Pour Fernand Kartheiser, il ne faut pas oublier que «le Luxembourg a un long passé industriel, sa richesse s’est construite sur ce secteur et le souvenir de cette époque reste profondément ancré dans la mémoire collective.»  (Photo: Romain Gamba/Maison Moderne/Archive)

Pour Fernand Kartheiser, il ne faut pas oublier que «le Luxembourg a un long passé industriel, sa richesse s’est construite sur ce secteur et le souvenir de cette époque reste profondément ancré dans la mémoire collective.»  (Photo: Romain Gamba/Maison Moderne/Archive)

Quel est l’avenir industriel du Luxembourg? Quelle place doit occuper ce secteur dans le développement économique? Qu’est-ce que l’industrie durable? Suite à l’échec du projet Fage, Paperjam a sollicité tous les partis luxembourgeois par rapport à ces questions…

(ADR) sera officiellement, dans quelques jours, le nouveau chef de la fraction de l’ADR à la Chambre. Il apporte les réponses du parti aux questions posées autour du futur de l’industrie au Luxembourg.

Quelles sont les responsabilités dans le cadre de l’échec du dossier Fage?

Fernand Kartheiser. – «Le projet Fage aurait dû être écarté dès les premiers contacts avec cette entreprise. Il s’inscrivait mal dans le paysage industriel du pays, n’apportait pas de plus-value réelle et nécessitait des ressources disproportionnées par rapport aux avantages escomptés. Si la responsabilité première de l’échec incombe sans doute au ministre de l’Économie de l’époque, il reste que la politique gouvernementale n’a pas été coordonnée et que chacun des deux partis politiques principalement concernés (LSAP et Déi Gréng) n’a poursuivi que ses propres buts. L’image du Luxembourg en a certainement souffert dans les milieux industriels.

Un dossier industriel peut-il encore faire consensus au Luxembourg?

«Il est certain qu’il est devenu plus difficile de réaliser un projet industriel au Luxembourg. Néanmoins, un projet économiquement viable sur le long terme, écologiquement durable et socialement responsable devrait toujours pouvoir aboutir. Le Luxembourg a un long passé industriel, sa richesse s’est construite sur ce secteur et le souvenir de cette époque reste profondément ancré dans la mémoire collective. Ceci devrait toujours avoir une influence favorable pour les projets industriels contemporains.

* * * * * * *

# Objectif a
Recopiez à l'identique, s'il vous plaît, les lignes à traiter, de la toute première jusqu'à celle qui contient « Text: speed for », ces deux lignes comprises.

* * * * * * *

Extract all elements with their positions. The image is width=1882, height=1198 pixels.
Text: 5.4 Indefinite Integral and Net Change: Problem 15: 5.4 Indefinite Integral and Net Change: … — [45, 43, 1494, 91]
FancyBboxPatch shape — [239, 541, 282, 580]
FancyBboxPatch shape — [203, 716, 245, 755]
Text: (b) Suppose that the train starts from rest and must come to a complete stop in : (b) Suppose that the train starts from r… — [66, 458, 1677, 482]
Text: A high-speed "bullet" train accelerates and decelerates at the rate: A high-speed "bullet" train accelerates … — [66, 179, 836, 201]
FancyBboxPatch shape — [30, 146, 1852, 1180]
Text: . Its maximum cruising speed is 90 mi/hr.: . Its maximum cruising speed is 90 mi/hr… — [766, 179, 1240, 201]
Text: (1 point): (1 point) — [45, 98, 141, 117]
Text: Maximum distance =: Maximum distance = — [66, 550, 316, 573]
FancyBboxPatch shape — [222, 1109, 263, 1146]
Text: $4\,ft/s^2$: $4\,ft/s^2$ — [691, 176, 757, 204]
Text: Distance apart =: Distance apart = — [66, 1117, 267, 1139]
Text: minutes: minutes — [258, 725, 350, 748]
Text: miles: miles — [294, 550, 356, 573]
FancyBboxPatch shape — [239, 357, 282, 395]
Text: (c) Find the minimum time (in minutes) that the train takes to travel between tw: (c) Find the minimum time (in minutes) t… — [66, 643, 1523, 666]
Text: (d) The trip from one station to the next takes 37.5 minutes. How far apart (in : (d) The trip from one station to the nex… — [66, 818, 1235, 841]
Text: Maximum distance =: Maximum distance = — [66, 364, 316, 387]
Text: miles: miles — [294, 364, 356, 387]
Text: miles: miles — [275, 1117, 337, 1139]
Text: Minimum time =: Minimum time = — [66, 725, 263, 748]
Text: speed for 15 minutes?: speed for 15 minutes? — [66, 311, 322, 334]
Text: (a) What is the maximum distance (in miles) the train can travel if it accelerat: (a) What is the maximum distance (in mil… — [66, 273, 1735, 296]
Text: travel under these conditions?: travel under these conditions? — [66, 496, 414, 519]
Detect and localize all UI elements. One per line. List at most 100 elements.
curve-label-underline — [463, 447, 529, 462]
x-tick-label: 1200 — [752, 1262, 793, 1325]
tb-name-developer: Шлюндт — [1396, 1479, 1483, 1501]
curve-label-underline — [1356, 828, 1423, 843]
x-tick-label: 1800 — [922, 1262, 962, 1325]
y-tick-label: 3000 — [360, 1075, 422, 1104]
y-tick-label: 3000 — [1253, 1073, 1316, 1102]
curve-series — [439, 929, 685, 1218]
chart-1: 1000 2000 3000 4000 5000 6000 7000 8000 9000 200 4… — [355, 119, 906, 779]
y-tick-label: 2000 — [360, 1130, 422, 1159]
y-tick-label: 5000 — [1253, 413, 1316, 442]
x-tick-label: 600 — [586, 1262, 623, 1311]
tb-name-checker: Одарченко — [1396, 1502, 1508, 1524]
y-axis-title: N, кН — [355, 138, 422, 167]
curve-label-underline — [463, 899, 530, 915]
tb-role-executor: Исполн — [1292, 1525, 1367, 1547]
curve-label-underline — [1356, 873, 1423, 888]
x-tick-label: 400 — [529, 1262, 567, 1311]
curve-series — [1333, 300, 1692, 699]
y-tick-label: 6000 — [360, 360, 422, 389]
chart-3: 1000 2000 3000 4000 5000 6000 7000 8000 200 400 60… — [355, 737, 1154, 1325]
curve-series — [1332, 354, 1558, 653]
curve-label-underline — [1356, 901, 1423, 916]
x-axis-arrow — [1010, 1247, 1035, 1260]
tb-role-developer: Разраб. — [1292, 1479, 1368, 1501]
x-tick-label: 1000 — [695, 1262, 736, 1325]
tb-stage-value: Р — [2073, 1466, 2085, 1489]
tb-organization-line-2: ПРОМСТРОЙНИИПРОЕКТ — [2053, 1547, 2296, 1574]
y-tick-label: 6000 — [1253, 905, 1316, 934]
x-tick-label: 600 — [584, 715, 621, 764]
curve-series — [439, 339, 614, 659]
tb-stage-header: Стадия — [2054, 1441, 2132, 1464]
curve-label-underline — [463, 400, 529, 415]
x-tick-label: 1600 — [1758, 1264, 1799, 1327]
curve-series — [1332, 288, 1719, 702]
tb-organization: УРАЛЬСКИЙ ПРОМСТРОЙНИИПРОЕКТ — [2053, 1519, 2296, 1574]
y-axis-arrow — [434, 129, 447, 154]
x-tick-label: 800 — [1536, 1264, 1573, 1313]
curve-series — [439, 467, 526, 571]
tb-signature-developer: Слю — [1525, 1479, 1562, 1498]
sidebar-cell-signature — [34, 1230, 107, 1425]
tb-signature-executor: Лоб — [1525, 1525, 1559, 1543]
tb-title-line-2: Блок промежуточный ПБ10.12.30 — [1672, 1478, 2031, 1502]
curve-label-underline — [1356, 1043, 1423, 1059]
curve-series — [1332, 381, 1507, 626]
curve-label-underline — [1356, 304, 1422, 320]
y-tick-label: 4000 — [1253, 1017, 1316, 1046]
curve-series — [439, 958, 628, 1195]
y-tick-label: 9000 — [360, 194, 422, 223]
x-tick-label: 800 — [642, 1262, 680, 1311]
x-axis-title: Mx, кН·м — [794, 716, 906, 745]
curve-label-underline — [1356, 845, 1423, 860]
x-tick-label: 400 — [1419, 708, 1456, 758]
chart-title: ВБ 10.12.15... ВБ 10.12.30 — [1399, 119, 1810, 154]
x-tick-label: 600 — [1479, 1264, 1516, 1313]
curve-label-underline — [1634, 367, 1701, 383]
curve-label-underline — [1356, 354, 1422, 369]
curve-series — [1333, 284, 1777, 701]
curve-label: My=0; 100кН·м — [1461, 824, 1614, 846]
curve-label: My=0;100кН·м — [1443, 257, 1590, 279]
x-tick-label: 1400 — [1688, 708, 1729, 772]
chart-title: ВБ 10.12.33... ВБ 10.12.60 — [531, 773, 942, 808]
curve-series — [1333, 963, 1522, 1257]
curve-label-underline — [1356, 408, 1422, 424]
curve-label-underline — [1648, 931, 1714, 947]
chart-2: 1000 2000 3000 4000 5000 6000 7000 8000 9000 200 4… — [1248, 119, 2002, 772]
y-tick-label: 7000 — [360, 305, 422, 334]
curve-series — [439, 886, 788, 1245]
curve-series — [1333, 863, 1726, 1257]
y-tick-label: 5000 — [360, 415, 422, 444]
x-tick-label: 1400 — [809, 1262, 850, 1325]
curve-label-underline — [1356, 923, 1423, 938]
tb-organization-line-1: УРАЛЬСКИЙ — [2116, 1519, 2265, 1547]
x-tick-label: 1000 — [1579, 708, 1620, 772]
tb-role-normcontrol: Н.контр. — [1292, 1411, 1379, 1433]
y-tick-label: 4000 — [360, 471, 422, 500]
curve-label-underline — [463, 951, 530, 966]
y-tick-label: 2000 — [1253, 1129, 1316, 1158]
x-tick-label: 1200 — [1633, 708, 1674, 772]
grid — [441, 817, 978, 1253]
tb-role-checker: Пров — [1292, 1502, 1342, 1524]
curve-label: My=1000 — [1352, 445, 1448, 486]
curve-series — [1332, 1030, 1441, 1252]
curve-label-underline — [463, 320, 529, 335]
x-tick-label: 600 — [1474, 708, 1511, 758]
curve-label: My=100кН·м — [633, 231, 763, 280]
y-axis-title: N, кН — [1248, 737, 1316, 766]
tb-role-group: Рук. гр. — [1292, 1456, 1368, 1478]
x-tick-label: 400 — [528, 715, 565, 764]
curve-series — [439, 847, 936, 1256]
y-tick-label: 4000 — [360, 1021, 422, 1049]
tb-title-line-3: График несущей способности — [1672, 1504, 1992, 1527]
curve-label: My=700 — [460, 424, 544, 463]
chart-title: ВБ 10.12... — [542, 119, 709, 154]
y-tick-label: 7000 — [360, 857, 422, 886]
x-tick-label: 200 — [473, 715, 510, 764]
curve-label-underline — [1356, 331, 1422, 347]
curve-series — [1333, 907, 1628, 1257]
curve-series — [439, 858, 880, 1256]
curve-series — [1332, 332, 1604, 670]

* * * * * * *

# Objectif b
Dans le texte sur l'avenir industriel du Luxembourg, à qui Fernand Kartheiser attribue-t-il la responsabilité première de l'échec du projet Fage ?

# Solution du problème a
Extract all elements with their positions. The image is width=1882, height=1198 pixels.
Text: 5.4 Indefinite Integral and Net Change: Problem 15: 5.4 Indefinite Integral and Net Change: … — [45, 43, 1494, 91]
FancyBboxPatch shape — [239, 541, 282, 580]
FancyBboxPatch shape — [203, 716, 245, 755]
Text: (b) Suppose that the train starts from rest and must come to a complete stop in : (b) Suppose that the train starts from r… — [66, 458, 1677, 482]
Text: A high-speed "bullet" train accelerates and decelerates at the rate: A high-speed "bullet" train accelerates … — [66, 179, 836, 201]
FancyBboxPatch shape — [30, 146, 1852, 1180]
Text: . Its maximum cruising speed is 90 mi/hr.: . Its maximum cruising speed is 90 mi/hr… — [766, 179, 1240, 201]
Text: (1 point): (1 point) — [45, 98, 141, 117]
Text: Maximum distance =: Maximum distance = — [66, 550, 316, 573]
FancyBboxPatch shape — [222, 1109, 263, 1146]
Text: $4\,ft/s^2$: $4\,ft/s^2$ — [691, 176, 757, 204]
Text: Distance apart =: Distance apart = — [66, 1117, 267, 1139]
Text: minutes: minutes — [258, 725, 350, 748]
Text: miles: miles — [294, 550, 356, 573]
FancyBboxPatch shape — [239, 357, 282, 395]
Text: (c) Find the minimum time (in minutes) that the train takes to travel between tw: (c) Find the minimum time (in minutes) t… — [66, 643, 1523, 666]
Text: (d) The trip from one station to the next takes 37.5 minutes. How far apart (in : (d) The trip from one station to the nex… — [66, 818, 1235, 841]
Text: Maximum distance =: Maximum distance = — [66, 364, 316, 387]
Text: miles: miles — [294, 364, 356, 387]
Text: miles: miles — [275, 1117, 337, 1139]
Text: Minimum time =: Minimum time = — [66, 725, 263, 748]
Text: speed for 15 minutes?: speed for 15 minutes? — [66, 311, 322, 334]

# Solution du problème b
Au ministre de l'Économie de l'époque.